ENTRIES SUPPLIED:
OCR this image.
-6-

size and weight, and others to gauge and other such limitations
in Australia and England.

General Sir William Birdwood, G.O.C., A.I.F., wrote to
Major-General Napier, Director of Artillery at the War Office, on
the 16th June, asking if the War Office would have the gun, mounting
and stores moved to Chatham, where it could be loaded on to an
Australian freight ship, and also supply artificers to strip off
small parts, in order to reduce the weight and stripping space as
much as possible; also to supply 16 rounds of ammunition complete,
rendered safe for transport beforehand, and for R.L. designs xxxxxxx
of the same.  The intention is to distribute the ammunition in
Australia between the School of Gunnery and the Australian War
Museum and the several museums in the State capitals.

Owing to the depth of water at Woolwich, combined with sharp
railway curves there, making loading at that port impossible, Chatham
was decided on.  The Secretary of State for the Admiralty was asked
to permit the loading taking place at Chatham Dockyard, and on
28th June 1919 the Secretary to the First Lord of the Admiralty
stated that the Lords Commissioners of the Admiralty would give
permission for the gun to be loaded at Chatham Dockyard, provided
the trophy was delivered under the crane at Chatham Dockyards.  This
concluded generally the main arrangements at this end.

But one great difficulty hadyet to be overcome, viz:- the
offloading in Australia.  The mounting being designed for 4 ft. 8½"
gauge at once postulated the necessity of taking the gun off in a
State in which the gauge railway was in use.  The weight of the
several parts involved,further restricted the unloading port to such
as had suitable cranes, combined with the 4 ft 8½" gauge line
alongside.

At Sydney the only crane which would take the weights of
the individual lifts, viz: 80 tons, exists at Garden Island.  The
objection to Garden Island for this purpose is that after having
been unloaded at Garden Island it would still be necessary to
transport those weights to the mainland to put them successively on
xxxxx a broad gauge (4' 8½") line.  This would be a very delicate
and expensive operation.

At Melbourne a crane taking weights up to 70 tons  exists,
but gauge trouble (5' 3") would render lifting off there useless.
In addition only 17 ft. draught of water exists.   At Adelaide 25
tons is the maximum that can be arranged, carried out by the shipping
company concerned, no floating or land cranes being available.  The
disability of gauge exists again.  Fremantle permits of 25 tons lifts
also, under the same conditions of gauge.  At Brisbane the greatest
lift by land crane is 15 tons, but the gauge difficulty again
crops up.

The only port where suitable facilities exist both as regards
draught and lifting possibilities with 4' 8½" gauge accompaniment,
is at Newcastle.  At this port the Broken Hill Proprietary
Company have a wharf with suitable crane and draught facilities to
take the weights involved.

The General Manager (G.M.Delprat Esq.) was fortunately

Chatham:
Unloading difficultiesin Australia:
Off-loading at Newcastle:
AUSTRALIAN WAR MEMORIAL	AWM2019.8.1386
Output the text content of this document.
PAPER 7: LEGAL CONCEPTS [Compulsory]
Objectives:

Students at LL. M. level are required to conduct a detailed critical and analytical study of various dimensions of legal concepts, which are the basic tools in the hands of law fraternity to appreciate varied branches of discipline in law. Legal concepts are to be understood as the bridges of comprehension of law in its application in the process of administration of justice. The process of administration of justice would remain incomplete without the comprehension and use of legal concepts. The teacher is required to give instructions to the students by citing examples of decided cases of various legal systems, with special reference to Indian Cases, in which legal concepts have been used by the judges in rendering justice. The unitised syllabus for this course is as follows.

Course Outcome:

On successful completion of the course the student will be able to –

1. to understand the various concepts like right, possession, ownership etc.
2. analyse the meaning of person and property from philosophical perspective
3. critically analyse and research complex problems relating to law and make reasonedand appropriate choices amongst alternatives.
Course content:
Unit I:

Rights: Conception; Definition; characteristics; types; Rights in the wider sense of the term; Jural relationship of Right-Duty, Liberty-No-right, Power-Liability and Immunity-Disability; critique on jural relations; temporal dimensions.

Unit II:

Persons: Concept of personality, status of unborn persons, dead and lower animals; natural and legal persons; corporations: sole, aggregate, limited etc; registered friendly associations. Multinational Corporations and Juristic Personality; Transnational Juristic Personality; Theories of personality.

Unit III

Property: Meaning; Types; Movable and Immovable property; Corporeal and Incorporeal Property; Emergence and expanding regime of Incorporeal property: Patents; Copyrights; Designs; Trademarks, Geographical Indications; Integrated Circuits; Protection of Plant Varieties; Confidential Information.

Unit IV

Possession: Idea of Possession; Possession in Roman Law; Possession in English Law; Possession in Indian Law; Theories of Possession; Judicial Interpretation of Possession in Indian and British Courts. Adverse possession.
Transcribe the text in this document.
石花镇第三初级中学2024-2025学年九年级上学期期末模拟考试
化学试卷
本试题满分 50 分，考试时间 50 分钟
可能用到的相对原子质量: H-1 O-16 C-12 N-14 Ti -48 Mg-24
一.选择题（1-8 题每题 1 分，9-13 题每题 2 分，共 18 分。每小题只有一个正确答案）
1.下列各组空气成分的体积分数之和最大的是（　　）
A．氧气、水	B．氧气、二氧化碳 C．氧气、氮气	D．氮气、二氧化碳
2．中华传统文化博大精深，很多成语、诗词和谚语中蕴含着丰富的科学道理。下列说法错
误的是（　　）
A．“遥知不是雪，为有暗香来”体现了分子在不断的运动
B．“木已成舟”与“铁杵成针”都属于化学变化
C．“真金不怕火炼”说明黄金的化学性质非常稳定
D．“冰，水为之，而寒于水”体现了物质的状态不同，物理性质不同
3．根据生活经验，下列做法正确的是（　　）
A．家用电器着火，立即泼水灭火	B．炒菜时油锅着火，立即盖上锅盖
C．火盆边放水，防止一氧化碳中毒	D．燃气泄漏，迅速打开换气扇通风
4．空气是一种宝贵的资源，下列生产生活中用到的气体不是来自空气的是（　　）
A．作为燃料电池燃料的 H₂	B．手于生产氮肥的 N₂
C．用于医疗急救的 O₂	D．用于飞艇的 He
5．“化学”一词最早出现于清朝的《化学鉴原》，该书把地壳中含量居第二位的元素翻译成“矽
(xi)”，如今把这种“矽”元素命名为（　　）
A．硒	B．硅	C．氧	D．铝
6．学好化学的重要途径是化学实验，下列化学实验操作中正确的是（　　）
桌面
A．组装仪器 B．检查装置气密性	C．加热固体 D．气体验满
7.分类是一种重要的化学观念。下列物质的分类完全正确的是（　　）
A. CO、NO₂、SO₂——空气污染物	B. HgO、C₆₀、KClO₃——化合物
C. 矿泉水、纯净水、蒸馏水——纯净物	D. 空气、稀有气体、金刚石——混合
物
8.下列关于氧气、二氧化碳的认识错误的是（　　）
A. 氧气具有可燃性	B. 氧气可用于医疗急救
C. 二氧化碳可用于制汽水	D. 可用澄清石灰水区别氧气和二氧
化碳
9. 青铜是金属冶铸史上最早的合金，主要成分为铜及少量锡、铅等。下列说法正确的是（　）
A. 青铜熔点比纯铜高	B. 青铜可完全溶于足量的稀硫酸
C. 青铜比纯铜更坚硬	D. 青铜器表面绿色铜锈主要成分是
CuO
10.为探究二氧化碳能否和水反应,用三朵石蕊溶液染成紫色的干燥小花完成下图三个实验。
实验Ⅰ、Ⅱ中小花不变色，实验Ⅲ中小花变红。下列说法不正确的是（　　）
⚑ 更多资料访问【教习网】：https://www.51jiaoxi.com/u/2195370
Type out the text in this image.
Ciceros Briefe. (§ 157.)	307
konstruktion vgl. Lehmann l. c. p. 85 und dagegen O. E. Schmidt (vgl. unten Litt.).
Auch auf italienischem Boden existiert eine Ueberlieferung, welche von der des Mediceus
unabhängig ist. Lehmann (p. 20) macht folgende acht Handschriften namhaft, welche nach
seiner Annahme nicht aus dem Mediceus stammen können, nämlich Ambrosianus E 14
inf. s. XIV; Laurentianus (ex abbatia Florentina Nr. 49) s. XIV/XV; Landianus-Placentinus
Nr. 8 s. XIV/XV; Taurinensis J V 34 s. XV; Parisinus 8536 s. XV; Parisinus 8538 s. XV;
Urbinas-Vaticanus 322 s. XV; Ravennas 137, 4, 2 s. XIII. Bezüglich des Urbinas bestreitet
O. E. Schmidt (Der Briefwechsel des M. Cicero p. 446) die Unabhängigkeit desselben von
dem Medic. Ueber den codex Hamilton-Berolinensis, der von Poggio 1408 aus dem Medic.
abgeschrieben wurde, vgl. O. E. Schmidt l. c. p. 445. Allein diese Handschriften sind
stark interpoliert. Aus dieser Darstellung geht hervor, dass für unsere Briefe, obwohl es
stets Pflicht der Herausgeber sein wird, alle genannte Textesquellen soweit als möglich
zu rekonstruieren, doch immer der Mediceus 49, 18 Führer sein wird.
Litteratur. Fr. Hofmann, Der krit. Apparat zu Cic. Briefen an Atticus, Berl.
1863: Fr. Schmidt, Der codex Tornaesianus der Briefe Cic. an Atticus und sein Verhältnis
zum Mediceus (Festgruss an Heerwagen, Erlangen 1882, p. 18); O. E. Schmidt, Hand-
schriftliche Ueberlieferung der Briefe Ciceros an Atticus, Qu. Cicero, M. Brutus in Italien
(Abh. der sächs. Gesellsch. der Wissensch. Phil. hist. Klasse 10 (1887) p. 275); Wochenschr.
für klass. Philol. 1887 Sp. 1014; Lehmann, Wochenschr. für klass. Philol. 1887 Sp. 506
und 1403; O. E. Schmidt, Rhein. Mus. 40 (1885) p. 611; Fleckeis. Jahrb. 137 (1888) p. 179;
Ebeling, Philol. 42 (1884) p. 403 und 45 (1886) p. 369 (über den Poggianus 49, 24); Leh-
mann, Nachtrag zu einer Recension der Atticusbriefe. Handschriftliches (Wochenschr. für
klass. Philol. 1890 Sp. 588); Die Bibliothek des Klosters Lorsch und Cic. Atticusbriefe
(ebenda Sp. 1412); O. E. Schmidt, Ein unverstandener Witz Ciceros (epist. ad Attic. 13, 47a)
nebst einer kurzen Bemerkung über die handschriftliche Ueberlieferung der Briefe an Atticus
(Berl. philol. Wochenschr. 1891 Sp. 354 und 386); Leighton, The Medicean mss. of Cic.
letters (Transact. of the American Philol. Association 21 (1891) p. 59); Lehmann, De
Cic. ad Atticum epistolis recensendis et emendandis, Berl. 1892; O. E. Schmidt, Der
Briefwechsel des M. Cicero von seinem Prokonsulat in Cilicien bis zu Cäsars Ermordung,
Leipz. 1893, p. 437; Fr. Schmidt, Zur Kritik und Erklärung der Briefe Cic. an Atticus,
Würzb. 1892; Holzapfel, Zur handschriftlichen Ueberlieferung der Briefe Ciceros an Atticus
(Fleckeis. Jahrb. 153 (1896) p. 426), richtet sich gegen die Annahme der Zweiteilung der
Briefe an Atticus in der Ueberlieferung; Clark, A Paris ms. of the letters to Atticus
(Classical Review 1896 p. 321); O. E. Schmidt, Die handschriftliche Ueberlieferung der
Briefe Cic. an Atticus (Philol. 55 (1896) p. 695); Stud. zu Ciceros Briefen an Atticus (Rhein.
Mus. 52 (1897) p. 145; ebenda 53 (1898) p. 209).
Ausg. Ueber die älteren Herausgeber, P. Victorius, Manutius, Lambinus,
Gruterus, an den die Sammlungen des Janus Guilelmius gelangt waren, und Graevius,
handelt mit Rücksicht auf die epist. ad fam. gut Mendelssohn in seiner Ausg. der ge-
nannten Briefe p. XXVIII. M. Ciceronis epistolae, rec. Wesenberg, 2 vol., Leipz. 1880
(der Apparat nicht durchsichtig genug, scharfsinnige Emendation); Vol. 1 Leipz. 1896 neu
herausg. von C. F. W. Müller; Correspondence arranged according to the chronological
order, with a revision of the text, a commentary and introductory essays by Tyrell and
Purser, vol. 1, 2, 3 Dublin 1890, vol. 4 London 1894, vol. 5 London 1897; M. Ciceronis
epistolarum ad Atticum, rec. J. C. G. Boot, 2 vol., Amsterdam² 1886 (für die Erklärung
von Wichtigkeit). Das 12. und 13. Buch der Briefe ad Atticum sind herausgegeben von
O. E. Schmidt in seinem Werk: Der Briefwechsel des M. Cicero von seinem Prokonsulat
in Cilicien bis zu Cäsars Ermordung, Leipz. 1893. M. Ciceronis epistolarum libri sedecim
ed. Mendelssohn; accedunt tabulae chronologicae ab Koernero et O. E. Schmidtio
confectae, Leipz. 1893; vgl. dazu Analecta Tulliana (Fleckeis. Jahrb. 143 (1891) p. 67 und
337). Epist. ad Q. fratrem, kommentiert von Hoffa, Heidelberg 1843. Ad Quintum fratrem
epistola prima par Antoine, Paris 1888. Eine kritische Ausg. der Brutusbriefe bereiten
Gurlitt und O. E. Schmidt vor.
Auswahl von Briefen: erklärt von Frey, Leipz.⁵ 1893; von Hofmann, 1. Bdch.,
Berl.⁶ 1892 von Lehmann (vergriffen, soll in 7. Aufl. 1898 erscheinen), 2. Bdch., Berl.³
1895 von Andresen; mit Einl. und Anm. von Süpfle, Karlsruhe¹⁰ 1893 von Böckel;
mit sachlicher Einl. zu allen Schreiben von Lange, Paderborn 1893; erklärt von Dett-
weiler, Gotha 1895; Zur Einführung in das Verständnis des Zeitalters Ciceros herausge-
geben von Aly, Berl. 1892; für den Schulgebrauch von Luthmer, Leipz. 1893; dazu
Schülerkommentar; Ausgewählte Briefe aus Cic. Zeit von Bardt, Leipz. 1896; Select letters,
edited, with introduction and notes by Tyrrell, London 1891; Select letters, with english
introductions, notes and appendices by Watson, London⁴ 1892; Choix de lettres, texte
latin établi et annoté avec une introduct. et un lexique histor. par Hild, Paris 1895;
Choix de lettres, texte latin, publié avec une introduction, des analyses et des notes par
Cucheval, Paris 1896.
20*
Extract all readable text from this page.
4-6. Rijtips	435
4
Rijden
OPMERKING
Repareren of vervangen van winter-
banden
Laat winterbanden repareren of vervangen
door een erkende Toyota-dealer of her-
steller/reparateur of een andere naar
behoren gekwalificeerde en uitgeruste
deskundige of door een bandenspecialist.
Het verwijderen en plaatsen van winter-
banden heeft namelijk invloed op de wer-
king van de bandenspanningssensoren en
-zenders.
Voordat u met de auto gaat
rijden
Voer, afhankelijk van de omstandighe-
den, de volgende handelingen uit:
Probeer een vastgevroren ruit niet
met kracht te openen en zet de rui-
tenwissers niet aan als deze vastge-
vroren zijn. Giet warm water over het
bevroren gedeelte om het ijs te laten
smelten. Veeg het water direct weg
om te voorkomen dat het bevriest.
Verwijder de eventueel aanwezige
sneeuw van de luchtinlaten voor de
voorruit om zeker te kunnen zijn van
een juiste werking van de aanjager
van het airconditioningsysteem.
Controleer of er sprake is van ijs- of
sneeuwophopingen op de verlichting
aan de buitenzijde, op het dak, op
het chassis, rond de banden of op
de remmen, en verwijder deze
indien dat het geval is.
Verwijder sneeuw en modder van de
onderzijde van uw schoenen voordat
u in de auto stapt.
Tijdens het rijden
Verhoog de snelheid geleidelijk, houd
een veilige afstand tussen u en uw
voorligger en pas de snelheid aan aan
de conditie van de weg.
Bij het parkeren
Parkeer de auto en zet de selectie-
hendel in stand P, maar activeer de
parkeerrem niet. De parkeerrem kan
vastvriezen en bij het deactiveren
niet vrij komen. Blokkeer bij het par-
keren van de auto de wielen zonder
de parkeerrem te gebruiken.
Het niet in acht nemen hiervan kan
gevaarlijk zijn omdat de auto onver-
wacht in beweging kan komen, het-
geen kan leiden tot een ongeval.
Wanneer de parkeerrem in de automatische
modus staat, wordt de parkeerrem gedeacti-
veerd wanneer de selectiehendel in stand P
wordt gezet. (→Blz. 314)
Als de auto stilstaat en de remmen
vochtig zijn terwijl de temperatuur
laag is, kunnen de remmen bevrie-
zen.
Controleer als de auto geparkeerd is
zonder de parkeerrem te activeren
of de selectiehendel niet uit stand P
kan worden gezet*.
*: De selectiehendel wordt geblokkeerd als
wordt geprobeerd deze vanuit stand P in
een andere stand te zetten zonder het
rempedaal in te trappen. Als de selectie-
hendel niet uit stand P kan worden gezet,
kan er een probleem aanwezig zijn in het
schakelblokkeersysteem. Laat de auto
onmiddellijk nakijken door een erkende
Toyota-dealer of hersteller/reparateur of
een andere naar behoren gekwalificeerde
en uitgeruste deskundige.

THE TASK: Counting only lines of the data above that hold "wird", report the total and nothing else.

THE COMPLETED TASK: 2